Available data
++++++++++

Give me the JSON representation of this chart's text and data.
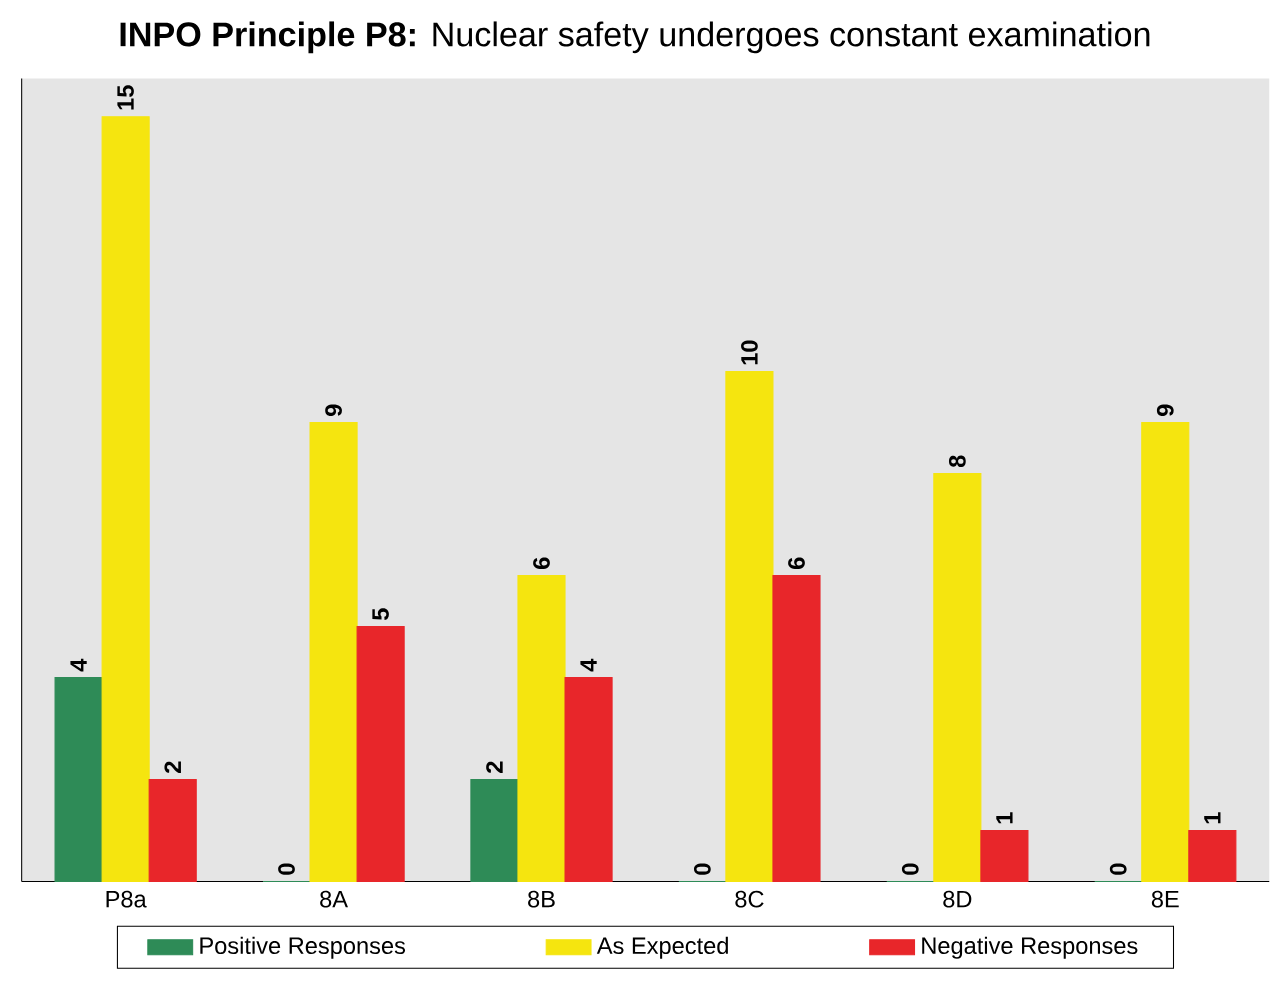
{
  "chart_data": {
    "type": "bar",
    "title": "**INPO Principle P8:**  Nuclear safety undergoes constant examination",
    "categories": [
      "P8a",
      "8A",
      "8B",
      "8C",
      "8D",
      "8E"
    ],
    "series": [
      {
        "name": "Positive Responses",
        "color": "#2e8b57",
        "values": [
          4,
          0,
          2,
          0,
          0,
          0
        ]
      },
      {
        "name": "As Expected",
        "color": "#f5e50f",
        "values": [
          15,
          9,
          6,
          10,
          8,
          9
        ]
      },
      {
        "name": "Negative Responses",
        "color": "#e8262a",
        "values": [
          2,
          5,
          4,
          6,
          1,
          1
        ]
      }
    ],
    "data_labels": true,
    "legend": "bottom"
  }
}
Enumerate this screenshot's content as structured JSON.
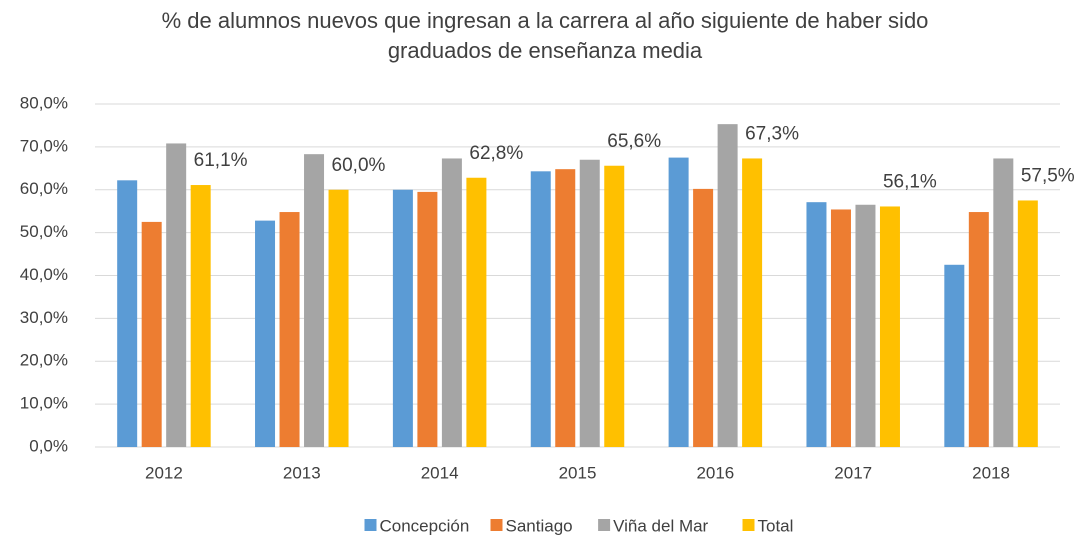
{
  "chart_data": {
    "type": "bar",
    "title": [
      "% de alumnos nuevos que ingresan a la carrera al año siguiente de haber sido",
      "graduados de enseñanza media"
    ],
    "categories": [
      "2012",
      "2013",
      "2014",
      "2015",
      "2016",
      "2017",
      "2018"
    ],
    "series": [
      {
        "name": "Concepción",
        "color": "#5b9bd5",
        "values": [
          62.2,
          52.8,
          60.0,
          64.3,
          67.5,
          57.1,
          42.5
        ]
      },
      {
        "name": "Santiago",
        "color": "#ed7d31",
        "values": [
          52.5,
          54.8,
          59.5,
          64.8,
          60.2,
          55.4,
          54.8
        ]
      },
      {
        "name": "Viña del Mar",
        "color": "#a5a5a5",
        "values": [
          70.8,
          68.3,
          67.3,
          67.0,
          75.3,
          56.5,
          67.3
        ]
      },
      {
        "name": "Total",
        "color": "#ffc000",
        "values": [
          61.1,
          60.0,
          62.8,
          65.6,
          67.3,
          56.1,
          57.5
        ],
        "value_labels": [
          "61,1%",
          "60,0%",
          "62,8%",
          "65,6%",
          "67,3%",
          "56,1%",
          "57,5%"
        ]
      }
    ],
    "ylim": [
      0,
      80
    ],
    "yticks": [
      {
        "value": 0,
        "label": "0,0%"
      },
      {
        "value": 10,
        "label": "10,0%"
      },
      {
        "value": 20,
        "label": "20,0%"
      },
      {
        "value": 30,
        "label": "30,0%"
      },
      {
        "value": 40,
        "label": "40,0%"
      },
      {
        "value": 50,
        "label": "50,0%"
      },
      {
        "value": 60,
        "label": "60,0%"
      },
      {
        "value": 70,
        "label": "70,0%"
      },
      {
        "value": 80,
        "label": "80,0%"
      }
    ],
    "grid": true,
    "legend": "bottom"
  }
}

++++++++++

Written request
From the data above, write out everything exactly except the pictures.

Completed task
Give me the JSON representation of this chart's text and data.
{
  "chart_data": {
    "type": "bar",
    "title": "**INPO Principle P8:**  Nuclear safety undergoes constant examination",
    "categories": [
      "P8a",
      "8A",
      "8B",
      "8C",
      "8D",
      "8E"
    ],
    "series": [
      {
        "name": "Positive Responses",
        "color": "#2e8b57",
        "values": [
          4,
          0,
          2,
          0,
          0,
          0
        ]
      },
      {
        "name": "As Expected",
        "color": "#f5e50f",
        "values": [
          15,
          9,
          6,
          10,
          8,
          9
        ]
      },
      {
        "name": "Negative Responses",
        "color": "#e8262a",
        "values": [
          2,
          5,
          4,
          6,
          1,
          1
        ]
      }
    ],
    "data_labels": true,
    "legend": "bottom"
  }
}
Enumerate this screenshot's content as structured JSON.
{
  "chart_data": {
    "type": "bar",
    "title": [
      "% de alumnos nuevos que ingresan a la carrera al año siguiente de haber sido",
      "graduados de enseñanza media"
    ],
    "categories": [
      "2012",
      "2013",
      "2014",
      "2015",
      "2016",
      "2017",
      "2018"
    ],
    "series": [
      {
        "name": "Concepción",
        "color": "#5b9bd5",
        "values": [
          62.2,
          52.8,
          60.0,
          64.3,
          67.5,
          57.1,
          42.5
        ]
      },
      {
        "name": "Santiago",
        "color": "#ed7d31",
        "values": [
          52.5,
          54.8,
          59.5,
          64.8,
          60.2,
          55.4,
          54.8
        ]
      },
      {
        "name": "Viña del Mar",
        "color": "#a5a5a5",
        "values": [
          70.8,
          68.3,
          67.3,
          67.0,
          75.3,
          56.5,
          67.3
        ]
      },
      {
        "name": "Total",
        "color": "#ffc000",
        "values": [
          61.1,
          60.0,
          62.8,
          65.6,
          67.3,
          56.1,
          57.5
        ],
        "value_labels": [
          "61,1%",
          "60,0%",
          "62,8%",
          "65,6%",
          "67,3%",
          "56,1%",
          "57,5%"
        ]
      }
    ],
    "ylim": [
      0,
      80
    ],
    "yticks": [
      {
        "value": 0,
        "label": "0,0%"
      },
      {
        "value": 10,
        "label": "10,0%"
      },
      {
        "value": 20,
        "label": "20,0%"
      },
      {
        "value": 30,
        "label": "30,0%"
      },
      {
        "value": 40,
        "label": "40,0%"
      },
      {
        "value": 50,
        "label": "50,0%"
      },
      {
        "value": 60,
        "label": "60,0%"
      },
      {
        "value": 70,
        "label": "70,0%"
      },
      {
        "value": 80,
        "label": "80,0%"
      }
    ],
    "grid": true,
    "legend": "bottom"
  }
}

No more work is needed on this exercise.